● INPUT MATERIAL
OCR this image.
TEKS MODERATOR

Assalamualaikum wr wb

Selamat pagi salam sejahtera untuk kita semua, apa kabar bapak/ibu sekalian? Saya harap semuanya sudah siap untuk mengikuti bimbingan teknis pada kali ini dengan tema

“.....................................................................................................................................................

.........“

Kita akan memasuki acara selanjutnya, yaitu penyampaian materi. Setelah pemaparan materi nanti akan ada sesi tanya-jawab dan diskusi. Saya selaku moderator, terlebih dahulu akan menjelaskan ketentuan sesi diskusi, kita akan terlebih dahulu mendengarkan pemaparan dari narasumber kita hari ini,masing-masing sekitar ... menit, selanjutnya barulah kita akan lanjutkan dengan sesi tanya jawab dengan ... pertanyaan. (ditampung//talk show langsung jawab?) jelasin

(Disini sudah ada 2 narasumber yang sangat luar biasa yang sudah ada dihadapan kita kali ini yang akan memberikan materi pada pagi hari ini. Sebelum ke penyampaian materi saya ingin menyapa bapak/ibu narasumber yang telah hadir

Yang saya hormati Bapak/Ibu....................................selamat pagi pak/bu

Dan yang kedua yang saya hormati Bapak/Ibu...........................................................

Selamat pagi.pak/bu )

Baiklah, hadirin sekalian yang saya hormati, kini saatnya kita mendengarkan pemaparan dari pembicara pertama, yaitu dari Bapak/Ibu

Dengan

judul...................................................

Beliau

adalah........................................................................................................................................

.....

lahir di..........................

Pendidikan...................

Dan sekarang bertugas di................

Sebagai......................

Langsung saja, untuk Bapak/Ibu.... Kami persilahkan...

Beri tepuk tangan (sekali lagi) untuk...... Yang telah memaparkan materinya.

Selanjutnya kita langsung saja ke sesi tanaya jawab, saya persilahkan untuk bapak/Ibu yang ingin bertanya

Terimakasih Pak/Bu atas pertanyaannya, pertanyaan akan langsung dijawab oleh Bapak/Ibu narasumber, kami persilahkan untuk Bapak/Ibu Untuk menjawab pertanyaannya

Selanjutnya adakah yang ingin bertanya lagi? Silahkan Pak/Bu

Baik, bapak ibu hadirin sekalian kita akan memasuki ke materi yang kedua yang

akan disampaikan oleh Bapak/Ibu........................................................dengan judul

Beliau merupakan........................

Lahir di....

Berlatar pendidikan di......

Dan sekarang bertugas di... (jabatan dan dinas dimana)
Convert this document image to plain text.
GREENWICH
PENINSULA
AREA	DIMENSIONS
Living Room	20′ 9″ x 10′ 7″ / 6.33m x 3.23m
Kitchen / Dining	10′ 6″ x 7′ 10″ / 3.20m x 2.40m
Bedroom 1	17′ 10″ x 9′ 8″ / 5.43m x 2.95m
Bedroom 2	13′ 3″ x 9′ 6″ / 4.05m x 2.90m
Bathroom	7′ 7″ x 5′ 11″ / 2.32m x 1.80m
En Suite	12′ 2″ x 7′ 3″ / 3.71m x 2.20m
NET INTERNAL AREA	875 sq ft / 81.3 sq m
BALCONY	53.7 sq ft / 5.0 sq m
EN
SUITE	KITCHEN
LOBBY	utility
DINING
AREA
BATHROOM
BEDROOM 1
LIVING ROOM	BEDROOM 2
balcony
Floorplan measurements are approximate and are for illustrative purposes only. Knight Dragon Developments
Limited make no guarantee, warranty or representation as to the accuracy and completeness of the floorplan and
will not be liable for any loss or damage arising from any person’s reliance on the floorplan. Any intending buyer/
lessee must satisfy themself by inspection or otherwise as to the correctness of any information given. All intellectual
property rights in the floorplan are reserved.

● WHAT TO DO
Copy, from the material above, each line in which the string "oleh" occurs.

● EXERCISE RESULT
Terimakasih Pak/Bu atas pertanyaannya, pertanyaan akan langsung dijawab oleh Bapak/Ibu narasumber, kami persilahkan untuk Bapak/Ibu Untuk menjawab pertanyaannya
akan disampaikan oleh Bapak/Ibu........................................................dengan judul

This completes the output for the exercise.